EXERCISE INSTRUCTIONS >>
Pick out the lines below with "from" and list them.

Structured figure records

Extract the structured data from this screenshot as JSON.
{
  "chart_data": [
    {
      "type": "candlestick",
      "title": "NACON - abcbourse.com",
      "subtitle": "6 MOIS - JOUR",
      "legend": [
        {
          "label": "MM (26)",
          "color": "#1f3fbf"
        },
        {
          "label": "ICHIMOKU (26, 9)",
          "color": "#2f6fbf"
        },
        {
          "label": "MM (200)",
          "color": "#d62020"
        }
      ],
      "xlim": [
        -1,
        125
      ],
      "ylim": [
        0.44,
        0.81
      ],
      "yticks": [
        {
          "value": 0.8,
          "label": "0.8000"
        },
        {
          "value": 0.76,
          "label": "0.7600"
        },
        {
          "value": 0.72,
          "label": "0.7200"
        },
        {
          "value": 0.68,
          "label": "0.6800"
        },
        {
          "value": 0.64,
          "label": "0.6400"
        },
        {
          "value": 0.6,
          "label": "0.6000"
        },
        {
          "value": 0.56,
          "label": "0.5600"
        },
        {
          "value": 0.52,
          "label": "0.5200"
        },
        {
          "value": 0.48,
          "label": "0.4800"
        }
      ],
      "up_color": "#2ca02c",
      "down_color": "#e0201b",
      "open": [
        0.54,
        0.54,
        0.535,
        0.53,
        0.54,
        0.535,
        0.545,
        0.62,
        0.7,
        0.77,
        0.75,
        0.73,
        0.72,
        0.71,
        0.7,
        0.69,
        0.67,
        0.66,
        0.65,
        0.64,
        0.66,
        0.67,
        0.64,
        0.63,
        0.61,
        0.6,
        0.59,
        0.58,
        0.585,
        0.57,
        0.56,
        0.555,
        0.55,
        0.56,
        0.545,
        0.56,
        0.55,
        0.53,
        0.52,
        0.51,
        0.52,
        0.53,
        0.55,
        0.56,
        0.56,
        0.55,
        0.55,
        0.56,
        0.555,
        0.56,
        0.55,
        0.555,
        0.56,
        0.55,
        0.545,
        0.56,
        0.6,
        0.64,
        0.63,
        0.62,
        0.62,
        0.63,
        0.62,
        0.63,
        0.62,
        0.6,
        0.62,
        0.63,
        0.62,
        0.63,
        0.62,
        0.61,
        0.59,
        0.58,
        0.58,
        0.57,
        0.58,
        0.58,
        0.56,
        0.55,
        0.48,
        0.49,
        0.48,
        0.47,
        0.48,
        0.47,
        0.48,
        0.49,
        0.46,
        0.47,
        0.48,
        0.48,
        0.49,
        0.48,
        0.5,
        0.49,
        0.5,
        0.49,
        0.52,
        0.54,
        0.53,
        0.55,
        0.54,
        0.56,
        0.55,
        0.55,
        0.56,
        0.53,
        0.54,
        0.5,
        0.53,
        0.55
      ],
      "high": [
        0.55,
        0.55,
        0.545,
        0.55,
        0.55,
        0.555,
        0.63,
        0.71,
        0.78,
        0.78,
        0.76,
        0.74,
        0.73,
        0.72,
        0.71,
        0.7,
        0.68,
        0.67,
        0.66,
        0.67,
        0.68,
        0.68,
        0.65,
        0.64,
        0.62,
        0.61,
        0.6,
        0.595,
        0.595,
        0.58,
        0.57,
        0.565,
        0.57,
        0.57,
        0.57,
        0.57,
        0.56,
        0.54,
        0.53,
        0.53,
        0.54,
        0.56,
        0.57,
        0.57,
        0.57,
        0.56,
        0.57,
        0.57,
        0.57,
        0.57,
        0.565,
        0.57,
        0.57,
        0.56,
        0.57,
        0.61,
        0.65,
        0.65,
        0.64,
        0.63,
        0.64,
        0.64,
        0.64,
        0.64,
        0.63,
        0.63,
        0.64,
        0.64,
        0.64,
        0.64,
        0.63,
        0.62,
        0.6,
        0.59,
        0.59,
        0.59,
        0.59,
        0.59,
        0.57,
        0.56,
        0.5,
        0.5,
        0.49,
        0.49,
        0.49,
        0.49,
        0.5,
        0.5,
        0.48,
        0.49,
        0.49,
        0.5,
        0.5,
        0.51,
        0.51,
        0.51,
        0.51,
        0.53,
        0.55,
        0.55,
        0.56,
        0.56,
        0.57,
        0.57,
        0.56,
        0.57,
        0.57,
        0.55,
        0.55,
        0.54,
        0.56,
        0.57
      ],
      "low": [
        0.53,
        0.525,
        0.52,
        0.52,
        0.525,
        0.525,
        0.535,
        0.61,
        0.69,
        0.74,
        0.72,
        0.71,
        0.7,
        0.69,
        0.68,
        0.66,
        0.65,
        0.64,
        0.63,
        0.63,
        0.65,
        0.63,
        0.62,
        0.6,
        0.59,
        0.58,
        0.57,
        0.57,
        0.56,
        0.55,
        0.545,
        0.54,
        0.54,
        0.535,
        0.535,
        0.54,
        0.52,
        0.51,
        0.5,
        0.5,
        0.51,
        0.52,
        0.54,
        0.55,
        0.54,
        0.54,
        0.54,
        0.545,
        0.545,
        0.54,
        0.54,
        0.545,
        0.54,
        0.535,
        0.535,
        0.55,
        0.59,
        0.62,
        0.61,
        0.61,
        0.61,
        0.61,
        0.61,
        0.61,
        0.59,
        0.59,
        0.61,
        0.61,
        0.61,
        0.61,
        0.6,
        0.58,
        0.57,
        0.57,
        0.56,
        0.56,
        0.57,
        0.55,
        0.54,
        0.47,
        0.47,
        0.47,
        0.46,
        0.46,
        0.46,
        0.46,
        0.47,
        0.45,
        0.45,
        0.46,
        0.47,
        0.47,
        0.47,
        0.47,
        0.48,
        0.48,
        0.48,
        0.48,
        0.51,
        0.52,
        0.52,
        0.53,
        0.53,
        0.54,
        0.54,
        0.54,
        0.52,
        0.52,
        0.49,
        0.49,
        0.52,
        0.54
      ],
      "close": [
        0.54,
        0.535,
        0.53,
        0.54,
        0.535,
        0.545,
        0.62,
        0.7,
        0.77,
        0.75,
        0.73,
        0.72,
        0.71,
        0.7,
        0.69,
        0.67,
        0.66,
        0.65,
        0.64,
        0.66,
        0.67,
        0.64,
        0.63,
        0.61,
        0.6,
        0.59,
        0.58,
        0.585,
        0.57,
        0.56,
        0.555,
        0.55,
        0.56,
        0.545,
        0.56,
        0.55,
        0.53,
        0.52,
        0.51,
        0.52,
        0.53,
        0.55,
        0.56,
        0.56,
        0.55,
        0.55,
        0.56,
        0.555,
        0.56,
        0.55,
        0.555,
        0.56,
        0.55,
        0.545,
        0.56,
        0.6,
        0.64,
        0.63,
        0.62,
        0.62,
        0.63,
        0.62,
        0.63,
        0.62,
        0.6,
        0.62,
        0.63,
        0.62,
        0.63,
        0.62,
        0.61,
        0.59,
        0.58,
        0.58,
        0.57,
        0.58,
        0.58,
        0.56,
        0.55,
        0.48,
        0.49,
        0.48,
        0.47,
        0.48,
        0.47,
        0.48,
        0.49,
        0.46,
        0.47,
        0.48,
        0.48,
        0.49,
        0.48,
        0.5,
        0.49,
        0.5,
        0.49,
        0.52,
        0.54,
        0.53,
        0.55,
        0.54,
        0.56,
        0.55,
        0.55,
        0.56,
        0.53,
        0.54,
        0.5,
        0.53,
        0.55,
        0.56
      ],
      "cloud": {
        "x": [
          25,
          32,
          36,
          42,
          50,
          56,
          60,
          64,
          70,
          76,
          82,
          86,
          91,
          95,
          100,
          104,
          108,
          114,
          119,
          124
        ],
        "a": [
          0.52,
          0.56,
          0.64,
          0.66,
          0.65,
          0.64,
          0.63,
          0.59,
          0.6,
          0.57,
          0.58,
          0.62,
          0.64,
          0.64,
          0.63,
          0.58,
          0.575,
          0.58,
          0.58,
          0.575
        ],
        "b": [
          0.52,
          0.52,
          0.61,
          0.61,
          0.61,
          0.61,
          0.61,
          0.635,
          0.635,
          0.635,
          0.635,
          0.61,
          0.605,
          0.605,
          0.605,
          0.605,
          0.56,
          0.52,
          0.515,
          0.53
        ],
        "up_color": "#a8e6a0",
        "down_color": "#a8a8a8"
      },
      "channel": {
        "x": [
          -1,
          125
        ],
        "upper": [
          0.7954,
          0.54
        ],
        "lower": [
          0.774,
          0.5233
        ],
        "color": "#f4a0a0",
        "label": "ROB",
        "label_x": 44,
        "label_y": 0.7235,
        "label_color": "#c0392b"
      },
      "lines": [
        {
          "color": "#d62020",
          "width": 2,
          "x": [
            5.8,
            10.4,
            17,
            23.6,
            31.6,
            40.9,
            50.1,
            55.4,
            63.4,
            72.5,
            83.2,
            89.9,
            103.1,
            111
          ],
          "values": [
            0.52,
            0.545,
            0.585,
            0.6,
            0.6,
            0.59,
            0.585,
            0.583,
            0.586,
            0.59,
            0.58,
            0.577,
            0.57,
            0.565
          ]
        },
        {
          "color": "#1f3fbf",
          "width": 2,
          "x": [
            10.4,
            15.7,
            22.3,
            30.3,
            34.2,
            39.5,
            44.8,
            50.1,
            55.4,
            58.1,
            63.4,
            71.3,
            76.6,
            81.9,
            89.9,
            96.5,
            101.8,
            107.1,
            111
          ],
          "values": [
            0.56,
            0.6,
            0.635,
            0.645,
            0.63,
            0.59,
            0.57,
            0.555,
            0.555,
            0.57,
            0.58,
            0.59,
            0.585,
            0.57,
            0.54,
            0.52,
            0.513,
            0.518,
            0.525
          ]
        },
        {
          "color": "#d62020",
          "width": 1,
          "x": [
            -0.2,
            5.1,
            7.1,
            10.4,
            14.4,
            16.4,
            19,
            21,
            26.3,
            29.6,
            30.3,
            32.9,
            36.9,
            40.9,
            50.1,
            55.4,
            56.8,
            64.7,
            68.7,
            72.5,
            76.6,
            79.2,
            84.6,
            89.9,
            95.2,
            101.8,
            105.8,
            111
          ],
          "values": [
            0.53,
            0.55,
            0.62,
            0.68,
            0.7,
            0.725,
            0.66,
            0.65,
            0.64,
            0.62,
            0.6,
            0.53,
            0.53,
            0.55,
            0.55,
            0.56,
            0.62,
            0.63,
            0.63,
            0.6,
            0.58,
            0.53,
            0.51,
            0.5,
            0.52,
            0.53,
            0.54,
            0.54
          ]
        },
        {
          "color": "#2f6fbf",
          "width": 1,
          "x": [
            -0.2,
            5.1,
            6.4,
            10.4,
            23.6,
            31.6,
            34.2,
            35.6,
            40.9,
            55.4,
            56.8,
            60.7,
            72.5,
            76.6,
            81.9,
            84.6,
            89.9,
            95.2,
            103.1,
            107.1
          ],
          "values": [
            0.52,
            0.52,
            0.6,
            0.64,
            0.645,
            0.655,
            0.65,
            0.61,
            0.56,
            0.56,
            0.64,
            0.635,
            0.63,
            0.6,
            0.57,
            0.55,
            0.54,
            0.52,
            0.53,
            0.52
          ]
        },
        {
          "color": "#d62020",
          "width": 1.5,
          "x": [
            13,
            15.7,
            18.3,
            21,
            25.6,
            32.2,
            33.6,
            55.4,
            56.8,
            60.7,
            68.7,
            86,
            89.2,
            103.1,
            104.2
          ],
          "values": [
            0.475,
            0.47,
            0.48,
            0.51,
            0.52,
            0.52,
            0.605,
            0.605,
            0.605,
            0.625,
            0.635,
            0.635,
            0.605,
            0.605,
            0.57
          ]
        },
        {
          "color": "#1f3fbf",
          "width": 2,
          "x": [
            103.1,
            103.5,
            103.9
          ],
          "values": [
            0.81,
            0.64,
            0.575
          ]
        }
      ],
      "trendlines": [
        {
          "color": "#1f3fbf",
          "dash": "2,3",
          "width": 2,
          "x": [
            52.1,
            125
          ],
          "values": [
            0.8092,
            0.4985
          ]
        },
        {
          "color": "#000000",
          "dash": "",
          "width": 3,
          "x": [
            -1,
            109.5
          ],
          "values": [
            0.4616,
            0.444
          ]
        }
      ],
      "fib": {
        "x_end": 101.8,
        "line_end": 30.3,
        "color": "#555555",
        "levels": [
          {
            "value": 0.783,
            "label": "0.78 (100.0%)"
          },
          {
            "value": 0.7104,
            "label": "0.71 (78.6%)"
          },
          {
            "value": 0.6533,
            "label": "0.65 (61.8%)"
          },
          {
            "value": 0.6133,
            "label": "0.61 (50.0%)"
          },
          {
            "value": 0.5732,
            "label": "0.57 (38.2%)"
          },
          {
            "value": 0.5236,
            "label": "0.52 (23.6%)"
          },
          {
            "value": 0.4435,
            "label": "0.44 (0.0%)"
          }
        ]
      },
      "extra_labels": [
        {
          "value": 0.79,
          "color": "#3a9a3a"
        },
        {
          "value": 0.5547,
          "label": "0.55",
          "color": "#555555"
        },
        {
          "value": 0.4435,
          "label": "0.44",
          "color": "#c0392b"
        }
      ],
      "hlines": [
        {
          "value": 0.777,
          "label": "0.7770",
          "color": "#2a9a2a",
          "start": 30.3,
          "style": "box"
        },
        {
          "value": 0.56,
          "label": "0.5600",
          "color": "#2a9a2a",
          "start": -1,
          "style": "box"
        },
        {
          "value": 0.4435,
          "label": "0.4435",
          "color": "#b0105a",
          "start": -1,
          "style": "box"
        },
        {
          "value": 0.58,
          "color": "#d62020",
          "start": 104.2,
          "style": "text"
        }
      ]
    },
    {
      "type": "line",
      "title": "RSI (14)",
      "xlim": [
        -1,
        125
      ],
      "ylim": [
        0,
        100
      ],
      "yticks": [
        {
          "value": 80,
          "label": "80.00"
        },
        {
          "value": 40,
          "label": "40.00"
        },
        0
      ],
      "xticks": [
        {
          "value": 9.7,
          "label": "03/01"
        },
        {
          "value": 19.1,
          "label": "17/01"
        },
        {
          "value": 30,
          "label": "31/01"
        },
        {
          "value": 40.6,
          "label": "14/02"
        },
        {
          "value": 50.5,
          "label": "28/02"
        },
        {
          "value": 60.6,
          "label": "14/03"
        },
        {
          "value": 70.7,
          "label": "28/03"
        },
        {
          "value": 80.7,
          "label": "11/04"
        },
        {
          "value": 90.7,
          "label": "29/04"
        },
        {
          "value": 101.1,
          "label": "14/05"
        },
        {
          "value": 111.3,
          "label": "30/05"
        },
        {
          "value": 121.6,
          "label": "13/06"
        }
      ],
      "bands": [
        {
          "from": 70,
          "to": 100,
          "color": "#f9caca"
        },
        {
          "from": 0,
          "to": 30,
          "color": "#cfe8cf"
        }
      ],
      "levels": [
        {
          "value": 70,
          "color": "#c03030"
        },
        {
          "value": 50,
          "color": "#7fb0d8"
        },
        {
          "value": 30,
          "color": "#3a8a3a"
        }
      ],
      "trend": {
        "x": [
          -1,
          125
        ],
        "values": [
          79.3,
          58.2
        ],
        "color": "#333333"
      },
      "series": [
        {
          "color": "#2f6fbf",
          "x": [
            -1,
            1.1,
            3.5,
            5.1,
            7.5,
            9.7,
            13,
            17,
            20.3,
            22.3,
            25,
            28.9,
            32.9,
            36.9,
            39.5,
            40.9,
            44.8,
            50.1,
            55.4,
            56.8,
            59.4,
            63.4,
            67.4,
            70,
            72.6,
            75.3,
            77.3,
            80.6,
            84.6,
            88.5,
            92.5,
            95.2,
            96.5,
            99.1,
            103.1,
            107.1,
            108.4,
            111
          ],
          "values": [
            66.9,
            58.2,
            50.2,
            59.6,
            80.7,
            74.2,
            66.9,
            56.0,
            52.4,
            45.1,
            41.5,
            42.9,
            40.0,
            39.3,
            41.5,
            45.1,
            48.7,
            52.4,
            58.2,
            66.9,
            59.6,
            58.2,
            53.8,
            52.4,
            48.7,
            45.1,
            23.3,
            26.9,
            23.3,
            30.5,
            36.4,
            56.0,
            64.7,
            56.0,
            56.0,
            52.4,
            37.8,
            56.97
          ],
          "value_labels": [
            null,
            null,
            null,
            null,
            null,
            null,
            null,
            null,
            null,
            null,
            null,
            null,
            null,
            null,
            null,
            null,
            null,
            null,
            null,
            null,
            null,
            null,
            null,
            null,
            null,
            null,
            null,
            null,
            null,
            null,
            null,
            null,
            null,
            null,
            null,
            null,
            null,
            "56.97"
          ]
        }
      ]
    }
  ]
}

EXPECTED ANSWER >>
Extract the structured data from this screenshot as JSON.
          "from": 70,
          "from": 0,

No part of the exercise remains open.